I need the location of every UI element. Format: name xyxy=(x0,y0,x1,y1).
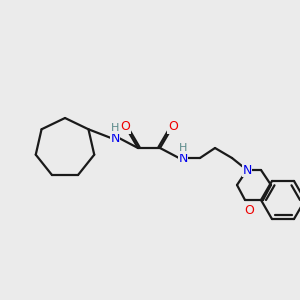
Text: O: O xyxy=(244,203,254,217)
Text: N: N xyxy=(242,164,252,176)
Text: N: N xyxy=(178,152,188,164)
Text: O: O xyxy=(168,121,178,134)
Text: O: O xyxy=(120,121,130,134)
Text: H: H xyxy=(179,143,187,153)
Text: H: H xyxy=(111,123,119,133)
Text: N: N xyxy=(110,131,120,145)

────

[WRITTEN EXERCISE]: Lay out every line of the entries above as a JSON list of strings, one string per line, leaving out blank lines and the pictures.

[REPLY]:
[
  "I need the location of every UI element. Format: name xyxy=(x0,y0,x1,y1).",
  "Text: O: O xyxy=(244,203,254,217)",
  "Text: N: N xyxy=(242,164,252,176)",
  "Text: N: N xyxy=(178,152,188,164)",
  "Text: O: O xyxy=(168,121,178,134)",
  "Text: O: O xyxy=(120,121,130,134)",
  "Text: H: H xyxy=(179,143,187,153)",
  "Text: H: H xyxy=(111,123,119,133)",
  "Text: N: N xyxy=(110,131,120,145)"
]